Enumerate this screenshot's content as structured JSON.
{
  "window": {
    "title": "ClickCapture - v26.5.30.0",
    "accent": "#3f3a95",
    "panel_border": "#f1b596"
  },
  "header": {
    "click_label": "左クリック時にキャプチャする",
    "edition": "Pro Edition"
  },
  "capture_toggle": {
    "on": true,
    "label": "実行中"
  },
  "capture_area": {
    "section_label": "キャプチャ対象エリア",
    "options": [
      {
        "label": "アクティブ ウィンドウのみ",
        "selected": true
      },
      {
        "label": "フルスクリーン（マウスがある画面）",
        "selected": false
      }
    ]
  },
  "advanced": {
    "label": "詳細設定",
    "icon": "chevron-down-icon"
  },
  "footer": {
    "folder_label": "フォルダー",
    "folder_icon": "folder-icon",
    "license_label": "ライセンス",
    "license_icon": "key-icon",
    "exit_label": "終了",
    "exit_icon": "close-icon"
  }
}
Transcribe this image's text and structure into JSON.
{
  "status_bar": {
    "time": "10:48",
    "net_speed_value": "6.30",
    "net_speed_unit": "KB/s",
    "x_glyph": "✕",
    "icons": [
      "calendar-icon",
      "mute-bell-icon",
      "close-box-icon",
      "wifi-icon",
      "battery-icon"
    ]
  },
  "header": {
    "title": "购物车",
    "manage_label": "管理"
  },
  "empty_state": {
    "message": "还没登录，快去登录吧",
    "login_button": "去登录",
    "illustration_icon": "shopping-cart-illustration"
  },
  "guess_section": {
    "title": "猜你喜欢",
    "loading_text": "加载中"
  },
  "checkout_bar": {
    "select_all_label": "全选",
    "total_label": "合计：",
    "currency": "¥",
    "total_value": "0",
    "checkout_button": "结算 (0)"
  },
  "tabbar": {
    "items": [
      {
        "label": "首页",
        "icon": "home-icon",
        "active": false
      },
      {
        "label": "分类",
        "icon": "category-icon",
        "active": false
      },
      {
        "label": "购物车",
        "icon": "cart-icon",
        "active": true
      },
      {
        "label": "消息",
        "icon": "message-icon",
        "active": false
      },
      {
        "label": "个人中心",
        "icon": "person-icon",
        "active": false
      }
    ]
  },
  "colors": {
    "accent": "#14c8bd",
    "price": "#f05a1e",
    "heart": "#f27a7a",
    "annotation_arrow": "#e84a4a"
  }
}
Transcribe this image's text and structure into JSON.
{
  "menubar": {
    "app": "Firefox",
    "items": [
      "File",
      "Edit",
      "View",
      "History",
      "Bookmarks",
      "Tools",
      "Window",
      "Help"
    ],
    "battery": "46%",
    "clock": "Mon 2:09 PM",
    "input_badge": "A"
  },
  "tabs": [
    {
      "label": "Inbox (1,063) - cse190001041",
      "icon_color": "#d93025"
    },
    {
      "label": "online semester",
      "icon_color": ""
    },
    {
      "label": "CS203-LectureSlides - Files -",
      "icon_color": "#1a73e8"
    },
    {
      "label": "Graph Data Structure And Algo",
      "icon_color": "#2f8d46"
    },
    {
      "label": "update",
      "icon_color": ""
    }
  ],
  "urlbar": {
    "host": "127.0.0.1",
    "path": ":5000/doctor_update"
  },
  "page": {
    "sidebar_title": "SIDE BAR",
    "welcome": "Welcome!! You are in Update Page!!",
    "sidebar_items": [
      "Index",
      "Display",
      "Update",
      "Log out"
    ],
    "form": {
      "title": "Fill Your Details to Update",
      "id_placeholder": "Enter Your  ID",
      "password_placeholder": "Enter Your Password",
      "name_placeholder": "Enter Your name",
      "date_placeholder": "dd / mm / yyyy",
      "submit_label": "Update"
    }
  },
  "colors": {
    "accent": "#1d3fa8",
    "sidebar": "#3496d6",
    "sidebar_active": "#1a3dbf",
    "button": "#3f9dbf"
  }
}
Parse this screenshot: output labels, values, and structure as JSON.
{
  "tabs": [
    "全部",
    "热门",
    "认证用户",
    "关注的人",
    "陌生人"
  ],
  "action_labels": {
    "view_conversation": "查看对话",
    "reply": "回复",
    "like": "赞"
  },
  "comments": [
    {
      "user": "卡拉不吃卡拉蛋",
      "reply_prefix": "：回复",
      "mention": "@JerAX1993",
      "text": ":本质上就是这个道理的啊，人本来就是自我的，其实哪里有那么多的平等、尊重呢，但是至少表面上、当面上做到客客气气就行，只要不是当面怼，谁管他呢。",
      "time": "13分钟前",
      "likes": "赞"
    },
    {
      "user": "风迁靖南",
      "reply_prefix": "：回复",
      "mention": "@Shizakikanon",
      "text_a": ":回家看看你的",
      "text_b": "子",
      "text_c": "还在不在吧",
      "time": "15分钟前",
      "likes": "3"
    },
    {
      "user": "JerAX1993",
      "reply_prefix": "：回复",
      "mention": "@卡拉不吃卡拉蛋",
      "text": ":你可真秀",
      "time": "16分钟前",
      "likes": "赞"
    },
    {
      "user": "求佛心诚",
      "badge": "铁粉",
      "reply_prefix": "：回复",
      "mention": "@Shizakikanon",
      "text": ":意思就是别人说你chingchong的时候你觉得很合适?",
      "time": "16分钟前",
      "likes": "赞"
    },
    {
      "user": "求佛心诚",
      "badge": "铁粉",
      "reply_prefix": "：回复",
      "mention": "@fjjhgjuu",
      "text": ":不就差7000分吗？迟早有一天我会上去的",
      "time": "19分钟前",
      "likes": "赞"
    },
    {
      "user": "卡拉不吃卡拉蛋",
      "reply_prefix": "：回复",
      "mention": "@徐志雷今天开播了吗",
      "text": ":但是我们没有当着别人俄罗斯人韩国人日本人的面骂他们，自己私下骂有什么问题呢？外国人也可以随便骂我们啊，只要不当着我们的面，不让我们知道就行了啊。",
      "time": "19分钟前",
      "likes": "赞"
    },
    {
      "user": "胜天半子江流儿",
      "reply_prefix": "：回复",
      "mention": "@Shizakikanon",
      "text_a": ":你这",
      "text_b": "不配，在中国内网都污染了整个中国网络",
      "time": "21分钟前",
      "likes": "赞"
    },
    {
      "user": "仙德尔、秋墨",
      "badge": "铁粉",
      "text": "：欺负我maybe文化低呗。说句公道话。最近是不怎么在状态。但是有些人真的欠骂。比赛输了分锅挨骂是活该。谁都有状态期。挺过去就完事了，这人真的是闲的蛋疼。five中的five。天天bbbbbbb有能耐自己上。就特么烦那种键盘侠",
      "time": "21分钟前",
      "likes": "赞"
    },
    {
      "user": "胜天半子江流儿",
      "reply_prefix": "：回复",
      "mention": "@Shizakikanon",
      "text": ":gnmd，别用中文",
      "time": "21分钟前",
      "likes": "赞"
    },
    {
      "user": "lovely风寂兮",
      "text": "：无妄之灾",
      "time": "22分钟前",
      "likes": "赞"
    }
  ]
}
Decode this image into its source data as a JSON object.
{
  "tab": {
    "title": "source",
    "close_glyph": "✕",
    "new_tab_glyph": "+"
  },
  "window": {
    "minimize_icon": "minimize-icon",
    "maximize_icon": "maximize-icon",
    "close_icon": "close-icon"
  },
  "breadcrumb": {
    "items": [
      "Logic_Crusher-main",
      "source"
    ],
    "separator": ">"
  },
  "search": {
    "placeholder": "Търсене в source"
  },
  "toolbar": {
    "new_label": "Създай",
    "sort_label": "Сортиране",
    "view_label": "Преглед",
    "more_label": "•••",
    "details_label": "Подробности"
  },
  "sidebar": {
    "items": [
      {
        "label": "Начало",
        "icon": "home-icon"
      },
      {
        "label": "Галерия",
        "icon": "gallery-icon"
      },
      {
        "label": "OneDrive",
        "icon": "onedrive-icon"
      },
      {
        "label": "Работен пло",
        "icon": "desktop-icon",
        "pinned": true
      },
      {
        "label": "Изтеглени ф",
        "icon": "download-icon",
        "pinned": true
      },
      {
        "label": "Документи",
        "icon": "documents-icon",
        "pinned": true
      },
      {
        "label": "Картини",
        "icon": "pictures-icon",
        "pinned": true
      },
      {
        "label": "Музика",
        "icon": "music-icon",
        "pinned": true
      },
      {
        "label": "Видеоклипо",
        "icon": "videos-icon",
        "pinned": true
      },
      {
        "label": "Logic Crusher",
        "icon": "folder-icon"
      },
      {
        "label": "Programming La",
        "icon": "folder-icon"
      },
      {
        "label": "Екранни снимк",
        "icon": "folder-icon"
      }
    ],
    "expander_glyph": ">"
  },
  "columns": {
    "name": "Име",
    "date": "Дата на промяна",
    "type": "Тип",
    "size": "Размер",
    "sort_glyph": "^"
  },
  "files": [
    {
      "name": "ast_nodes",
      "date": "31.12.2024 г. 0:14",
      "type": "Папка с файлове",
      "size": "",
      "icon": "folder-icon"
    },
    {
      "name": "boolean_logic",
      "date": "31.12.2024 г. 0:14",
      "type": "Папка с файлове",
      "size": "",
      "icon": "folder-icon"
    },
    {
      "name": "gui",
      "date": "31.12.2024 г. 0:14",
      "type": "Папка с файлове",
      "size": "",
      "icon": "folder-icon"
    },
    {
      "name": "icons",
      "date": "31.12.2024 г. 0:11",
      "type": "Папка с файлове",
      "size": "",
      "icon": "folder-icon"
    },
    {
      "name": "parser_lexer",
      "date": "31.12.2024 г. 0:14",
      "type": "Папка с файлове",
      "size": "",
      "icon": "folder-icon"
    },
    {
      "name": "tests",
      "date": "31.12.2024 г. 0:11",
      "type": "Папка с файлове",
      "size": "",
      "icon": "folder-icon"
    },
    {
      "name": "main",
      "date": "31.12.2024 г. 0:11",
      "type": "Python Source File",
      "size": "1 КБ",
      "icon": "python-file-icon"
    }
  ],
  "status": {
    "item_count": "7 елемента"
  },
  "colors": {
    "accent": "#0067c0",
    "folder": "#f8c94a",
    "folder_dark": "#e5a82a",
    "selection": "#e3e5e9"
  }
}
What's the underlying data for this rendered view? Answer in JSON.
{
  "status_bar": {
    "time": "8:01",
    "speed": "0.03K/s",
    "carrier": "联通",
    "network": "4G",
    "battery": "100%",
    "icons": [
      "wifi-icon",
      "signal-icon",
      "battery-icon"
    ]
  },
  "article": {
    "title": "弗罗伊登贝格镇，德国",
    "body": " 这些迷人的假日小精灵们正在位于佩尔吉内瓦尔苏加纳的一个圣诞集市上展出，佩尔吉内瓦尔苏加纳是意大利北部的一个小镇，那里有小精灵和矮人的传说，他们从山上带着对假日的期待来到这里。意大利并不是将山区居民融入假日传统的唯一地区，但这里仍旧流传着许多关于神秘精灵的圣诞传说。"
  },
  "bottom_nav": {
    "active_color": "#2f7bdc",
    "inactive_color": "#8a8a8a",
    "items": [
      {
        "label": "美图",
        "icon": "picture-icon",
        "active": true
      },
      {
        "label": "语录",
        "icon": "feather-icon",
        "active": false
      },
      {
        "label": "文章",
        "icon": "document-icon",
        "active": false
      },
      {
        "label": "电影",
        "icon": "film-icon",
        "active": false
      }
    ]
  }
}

====================

▸ TASK REQUIREMENTS
Copy each line of the listing that contains the string "Enter".

▸ FINISHED EXERCISE
      "id_placeholder": "Enter Your  ID",
      "password_placeholder": "Enter Your Password",
      "name_placeholder": "Enter Your name",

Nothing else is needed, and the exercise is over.